[Dataset excerpts]
>> begin
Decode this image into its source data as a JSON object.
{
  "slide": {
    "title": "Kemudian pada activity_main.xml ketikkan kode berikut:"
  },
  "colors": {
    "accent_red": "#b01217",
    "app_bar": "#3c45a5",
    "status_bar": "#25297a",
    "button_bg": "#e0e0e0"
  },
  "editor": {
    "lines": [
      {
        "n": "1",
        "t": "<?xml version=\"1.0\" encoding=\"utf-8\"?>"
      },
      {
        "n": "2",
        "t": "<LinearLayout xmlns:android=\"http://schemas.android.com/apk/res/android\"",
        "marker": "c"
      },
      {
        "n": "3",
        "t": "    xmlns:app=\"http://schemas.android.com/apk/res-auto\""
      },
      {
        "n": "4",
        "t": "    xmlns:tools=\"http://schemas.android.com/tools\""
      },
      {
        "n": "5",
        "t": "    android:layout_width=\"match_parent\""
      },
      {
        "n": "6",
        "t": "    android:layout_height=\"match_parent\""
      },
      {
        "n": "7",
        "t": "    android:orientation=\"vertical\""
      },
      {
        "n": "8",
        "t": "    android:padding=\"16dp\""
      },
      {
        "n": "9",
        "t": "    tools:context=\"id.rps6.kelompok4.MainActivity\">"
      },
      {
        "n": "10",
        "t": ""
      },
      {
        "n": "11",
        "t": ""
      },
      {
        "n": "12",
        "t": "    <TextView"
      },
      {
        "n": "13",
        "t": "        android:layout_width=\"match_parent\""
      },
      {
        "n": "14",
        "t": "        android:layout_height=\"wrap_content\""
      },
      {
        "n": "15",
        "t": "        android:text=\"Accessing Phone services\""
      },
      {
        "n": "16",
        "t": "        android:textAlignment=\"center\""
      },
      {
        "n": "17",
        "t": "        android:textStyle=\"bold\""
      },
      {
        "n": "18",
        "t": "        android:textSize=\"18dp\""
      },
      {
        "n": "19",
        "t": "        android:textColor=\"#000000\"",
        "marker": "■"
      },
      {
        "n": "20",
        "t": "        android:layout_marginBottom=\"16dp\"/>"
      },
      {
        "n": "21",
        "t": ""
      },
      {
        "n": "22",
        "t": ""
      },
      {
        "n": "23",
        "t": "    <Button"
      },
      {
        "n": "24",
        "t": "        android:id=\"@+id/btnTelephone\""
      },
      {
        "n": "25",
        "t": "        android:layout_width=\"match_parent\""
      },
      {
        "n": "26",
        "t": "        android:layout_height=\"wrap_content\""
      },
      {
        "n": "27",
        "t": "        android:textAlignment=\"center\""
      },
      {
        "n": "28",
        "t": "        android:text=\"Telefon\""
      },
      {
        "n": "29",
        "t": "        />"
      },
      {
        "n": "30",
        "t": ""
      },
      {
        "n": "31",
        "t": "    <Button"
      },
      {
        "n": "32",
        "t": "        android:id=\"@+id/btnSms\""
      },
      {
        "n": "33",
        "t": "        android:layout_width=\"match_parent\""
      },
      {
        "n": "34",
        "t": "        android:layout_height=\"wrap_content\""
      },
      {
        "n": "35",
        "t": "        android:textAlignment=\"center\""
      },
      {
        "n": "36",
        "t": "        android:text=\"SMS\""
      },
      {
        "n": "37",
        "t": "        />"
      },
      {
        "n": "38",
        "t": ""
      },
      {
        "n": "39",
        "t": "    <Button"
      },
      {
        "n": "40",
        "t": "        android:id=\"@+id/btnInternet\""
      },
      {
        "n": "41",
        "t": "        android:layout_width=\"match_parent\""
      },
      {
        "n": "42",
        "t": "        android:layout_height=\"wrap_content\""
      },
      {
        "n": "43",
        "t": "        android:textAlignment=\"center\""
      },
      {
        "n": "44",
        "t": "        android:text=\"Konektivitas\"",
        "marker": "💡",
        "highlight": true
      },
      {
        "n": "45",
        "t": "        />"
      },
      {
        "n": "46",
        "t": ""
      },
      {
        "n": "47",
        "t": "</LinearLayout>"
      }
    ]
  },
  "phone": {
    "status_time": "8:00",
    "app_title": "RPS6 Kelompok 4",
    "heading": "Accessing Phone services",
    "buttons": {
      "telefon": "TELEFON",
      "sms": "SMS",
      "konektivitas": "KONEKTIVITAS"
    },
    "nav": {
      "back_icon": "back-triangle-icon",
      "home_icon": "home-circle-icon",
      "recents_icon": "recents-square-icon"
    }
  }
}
>> end
### Written request
Restate every entry word for word.

### Exercise answer
Decode this image into its source data as a JSON object.
{
  "slide": {
    "title": "Kemudian pada activity_main.xml ketikkan kode berikut:"
  },
  "colors": {
    "accent_red": "#b01217",
    "app_bar": "#3c45a5",
    "status_bar": "#25297a",
    "button_bg": "#e0e0e0"
  },
  "editor": {
    "lines": [
      {
        "n": "1",
        "t": "<?xml version=\"1.0\" encoding=\"utf-8\"?>"
      },
      {
        "n": "2",
        "t": "<LinearLayout xmlns:android=\"http://schemas.android.com/apk/res/android\"",
        "marker": "c"
      },
      {
        "n": "3",
        "t": "    xmlns:app=\"http://schemas.android.com/apk/res-auto\""
      },
      {
        "n": "4",
        "t": "    xmlns:tools=\"http://schemas.android.com/tools\""
      },
      {
        "n": "5",
        "t": "    android:layout_width=\"match_parent\""
      },
      {
        "n": "6",
        "t": "    android:layout_height=\"match_parent\""
      },
      {
        "n": "7",
        "t": "    android:orientation=\"vertical\""
      },
      {
        "n": "8",
        "t": "    android:padding=\"16dp\""
      },
      {
        "n": "9",
        "t": "    tools:context=\"id.rps6.kelompok4.MainActivity\">"
      },
      {
        "n": "10",
        "t": ""
      },
      {
        "n": "11",
        "t": ""
      },
      {
        "n": "12",
        "t": "    <TextView"
      },
      {
        "n": "13",
        "t": "        android:layout_width=\"match_parent\""
      },
      {
        "n": "14",
        "t": "        android:layout_height=\"wrap_content\""
      },
      {
        "n": "15",
        "t": "        android:text=\"Accessing Phone services\""
      },
      {
        "n": "16",
        "t": "        android:textAlignment=\"center\""
      },
      {
        "n": "17",
        "t": "        android:textStyle=\"bold\""
      },
      {
        "n": "18",
        "t": "        android:textSize=\"18dp\""
      },
      {
        "n": "19",
        "t": "        android:textColor=\"#000000\"",
        "marker": "■"
      },
      {
        "n": "20",
        "t": "        android:layout_marginBottom=\"16dp\"/>"
      },
      {
        "n": "21",
        "t": ""
      },
      {
        "n": "22",
        "t": ""
      },
      {
        "n": "23",
        "t": "    <Button"
      },
      {
        "n": "24",
        "t": "        android:id=\"@+id/btnTelephone\""
      },
      {
        "n": "25",
        "t": "        android:layout_width=\"match_parent\""
      },
      {
        "n": "26",
        "t": "        android:layout_height=\"wrap_content\""
      },
      {
        "n": "27",
        "t": "        android:textAlignment=\"center\""
      },
      {
        "n": "28",
        "t": "        android:text=\"Telefon\""
      },
      {
        "n": "29",
        "t": "        />"
      },
      {
        "n": "30",
        "t": ""
      },
      {
        "n": "31",
        "t": "    <Button"
      },
      {
        "n": "32",
        "t": "        android:id=\"@+id/btnSms\""
      },
      {
        "n": "33",
        "t": "        android:layout_width=\"match_parent\""
      },
      {
        "n": "34",
        "t": "        android:layout_height=\"wrap_content\""
      },
      {
        "n": "35",
        "t": "        android:textAlignment=\"center\""
      },
      {
        "n": "36",
        "t": "        android:text=\"SMS\""
      },
      {
        "n": "37",
        "t": "        />"
      },
      {
        "n": "38",
        "t": ""
      },
      {
        "n": "39",
        "t": "    <Button"
      },
      {
        "n": "40",
        "t": "        android:id=\"@+id/btnInternet\""
      },
      {
        "n": "41",
        "t": "        android:layout_width=\"match_parent\""
      },
      {
        "n": "42",
        "t": "        android:layout_height=\"wrap_content\""
      },
      {
        "n": "43",
        "t": "        android:textAlignment=\"center\""
      },
      {
        "n": "44",
        "t": "        android:text=\"Konektivitas\"",
        "marker": "💡",
        "highlight": true
      },
      {
        "n": "45",
        "t": "        />"
      },
      {
        "n": "46",
        "t": ""
      },
      {
        "n": "47",
        "t": "</LinearLayout>"
      }
    ]
  },
  "phone": {
    "status_time": "8:00",
    "app_title": "RPS6 Kelompok 4",
    "heading": "Accessing Phone services",
    "buttons": {
      "telefon": "TELEFON",
      "sms": "SMS",
      "konektivitas": "KONEKTIVITAS"
    },
    "nav": {
      "back_icon": "back-triangle-icon",
      "home_icon": "home-circle-icon",
      "recents_icon": "recents-square-icon"
    }
  }
}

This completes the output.